--- START Text to read ---

Studio album by Chic/Nile Rodgers
- Released: 1996/2003
- Recorded: 1996
- Studio: Le Crib Studios (Westport, Connecticut); Sony Studios (New York City); Right Track Recording (New York City);
- Genre: Disco, funk, R&B, jazz, samba
- Label: Video Arts, Japan A 440 Music Group
- Producer: Nile Rodgers, Chazz Oliver

Chic/Nile Rodgers chronology
| Chic-Ism (1992) | Chic Freak and More Treats (1996) | Live at the Budokan (1999) |

Alternative cover
- International re-release.

= Chic Freak and More Treats =

Chic Freak and More Treats is a studio album originally released in Japan in 1996 as a solo project by Nile Rodgers, and internationally re-issued as Chic in 2003.
The album contains re-interpretations of some of Chic's greatest hits and also some of the tracks produced by Rodgers and Bernard Edwards for David Bowie, Sister Sledge and Diana Ross.
Chic Freak and More Treats features guest vocals by Duran Duran's Simon Le Bon, Ashford & Simpson and Taja Sevelle and was to be Edwards' last studio project.

Professional ratings
Review scores
| Source | Rating |
| AllMusic | Star |

==Track listing==
All tracks written by Bernard Edwards and Nile Rodgers unless otherwise noted.
1. "Everybody Dance" (feat. Sylver Logan Sharp) – 5:05
2. "Dance Dance Dance" (feat. Sylver Logan Sharp) (Edwards, Kenny Lehman, Rodgers) – 4:38
3. "Let's Dance" (feat. Christopher Max) (David Bowie) – 4:43
4. "Le Freak" (feat. Sylver Logan Sharp) – 4:35
5. "Upside Down" (feat. Ashford & Simpson) – 3:44
6. "Do That Dance" (feat. Simon Le Bon, Sylver Logan Sharp, The Crowell Sisters) (Le Bon, Garrett Oliver, Tanya Ramtulla, Rodgers) – 3:56
7. "He's the Greatest Dancer" (feat. Taja Sevelle) – 4:18
8. "Good Times" (feat. Sylver Logan Sharp) – 4:48
9. "I Want Your Love" (feat. Sylver Logan Sharp) – 5:26
10. "Music Is My House" (feat. Christopher Max & Sylver Logan Sharp) (Oliver, Rodgers) – 4:09
11. "We Are Family" (feat. Sylver Logan Sharp) – 5:54
12. "Do That Dance" (Dancehall Rap) (feat. Wayne Thompson) (Le Bon, Oliver, Ramtulla, Rodgers) – 3:51
13. "Just One World" (feat. Christopher Max & Sylver Logan Sharp) (Gordon, Oliver, Rodgers) – 4:20

==Personnel==
- Ashford & Simpson (Nickolas Ashford & Valerie Simpson) – lead vocals (track 5)

--- END Text to read ---
--- START Dataset extract ---

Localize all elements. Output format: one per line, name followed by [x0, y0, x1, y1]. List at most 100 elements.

--- END Dataset extract ---

**Task requirements**
A) Answer these questions from the text about Chic Freak and More Treats:
(i) In what year was the album re-issued internationally, and under what title?
(ii) Who is featured on "He's the Greatest Dancer"?
(iii) Which studio in Westport, Connecticut, is listed?
B) Retype the part of the text about Chic Freak and More Treats starting at "The album contains" and ending at "unless otherwise noted.".

**Results of the tasks**
A)
(i) 2003, as Chic.
(ii) Taja Sevelle.
(iii) Le Crib Studios.

B)
The album contains re-interpretations of some of Chic's greatest hits and also some of the tracks produced by Rodgers and Bernard Edwards for David Bowie, Sister Sledge and Diana Ross.
Chic Freak and More Treats features guest vocals by Duran Duran's Simon Le Bon, Ashford & Simpson and Taja Sevelle and was to be Edwards' last studio project.

Professional ratings
Review scores
| Source | Rating |
| AllMusic | Star |

==Track listing==
All tracks written by Bernard Edwards and Nile Rodgers unless otherwise noted.